Task requirements: Can you transcribe every line exactly and leave the pictures behind?

Data for this task:
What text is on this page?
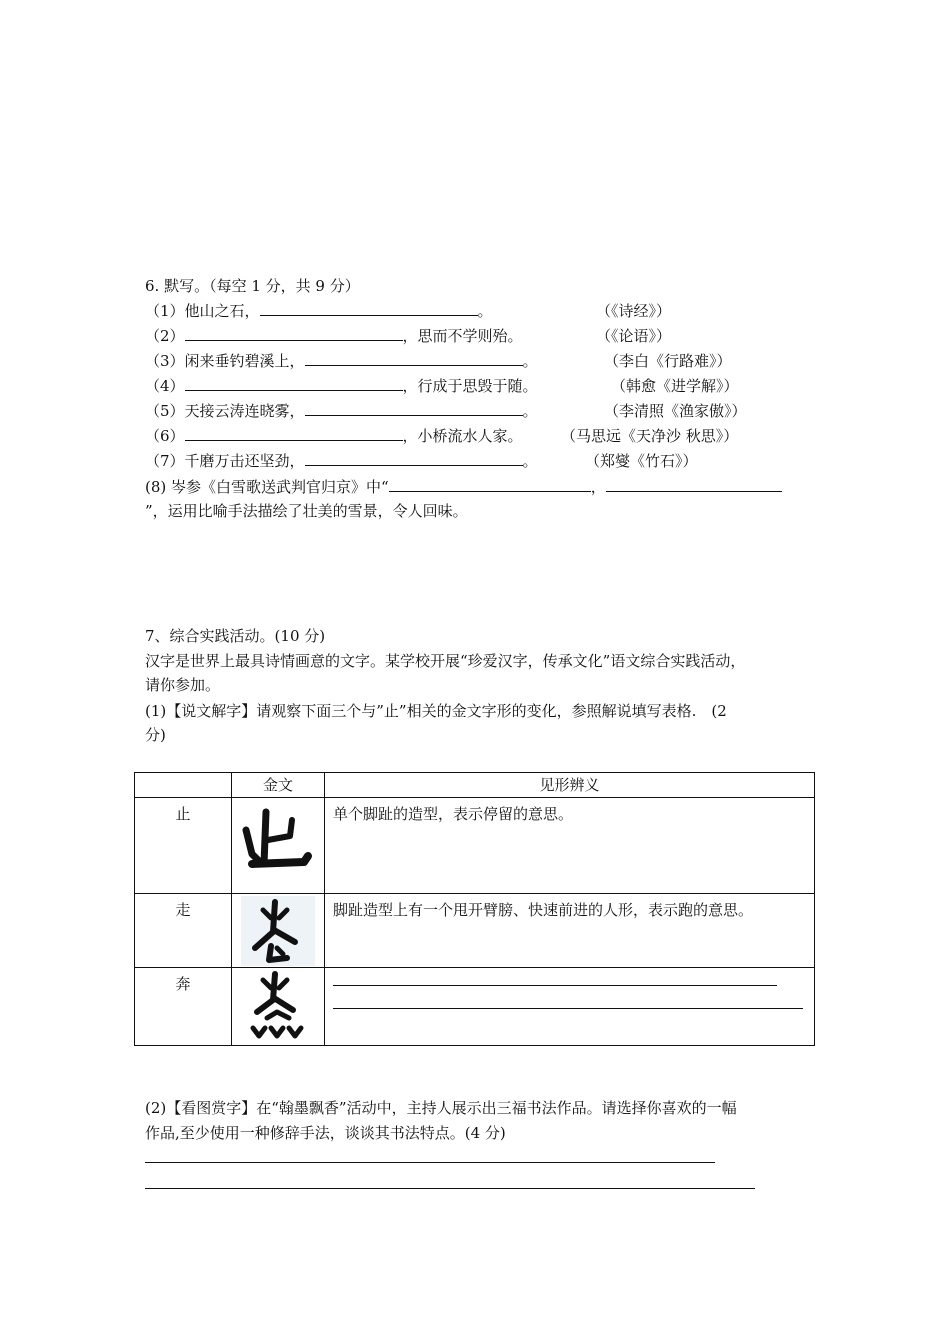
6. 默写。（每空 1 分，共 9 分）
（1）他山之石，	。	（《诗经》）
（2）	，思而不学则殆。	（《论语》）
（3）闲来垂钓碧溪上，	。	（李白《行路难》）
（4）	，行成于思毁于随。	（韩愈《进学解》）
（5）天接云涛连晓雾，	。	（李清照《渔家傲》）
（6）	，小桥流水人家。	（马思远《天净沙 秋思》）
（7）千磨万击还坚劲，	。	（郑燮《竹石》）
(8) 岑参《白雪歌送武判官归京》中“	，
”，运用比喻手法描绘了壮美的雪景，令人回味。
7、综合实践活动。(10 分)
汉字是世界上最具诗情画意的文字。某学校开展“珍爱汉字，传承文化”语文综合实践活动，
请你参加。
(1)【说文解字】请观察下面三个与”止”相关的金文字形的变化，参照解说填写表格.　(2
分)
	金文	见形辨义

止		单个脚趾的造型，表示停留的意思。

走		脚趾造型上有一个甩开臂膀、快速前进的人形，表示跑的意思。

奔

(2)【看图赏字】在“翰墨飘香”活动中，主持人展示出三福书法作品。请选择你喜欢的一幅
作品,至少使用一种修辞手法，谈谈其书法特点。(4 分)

Solution to the problem:
What text is on this page?
6. 默写。（每空 1 分，共 9 分）
（1）他山之石，	。	（《诗经》）
（2）	，思而不学则殆。	（《论语》）
（3）闲来垂钓碧溪上，	。	（李白《行路难》）
（4）	，行成于思毁于随。	（韩愈《进学解》）
（5）天接云涛连晓雾，	。	（李清照《渔家傲》）
（6）	，小桥流水人家。	（马思远《天净沙 秋思》）
（7）千磨万击还坚劲，	。	（郑燮《竹石》）
(8) 岑参《白雪歌送武判官归京》中“	，
”，运用比喻手法描绘了壮美的雪景，令人回味。
7、综合实践活动。(10 分)
汉字是世界上最具诗情画意的文字。某学校开展“珍爱汉字，传承文化”语文综合实践活动，
请你参加。
(1)【说文解字】请观察下面三个与”止”相关的金文字形的变化，参照解说填写表格.　(2
分)
	金文	见形辨义

止		单个脚趾的造型，表示停留的意思。

走		脚趾造型上有一个甩开臂膀、快速前进的人形，表示跑的意思。

奔

(2)【看图赏字】在“翰墨飘香”活动中，主持人展示出三福书法作品。请选择你喜欢的一幅
作品,至少使用一种修辞手法，谈谈其书法特点。(4 分)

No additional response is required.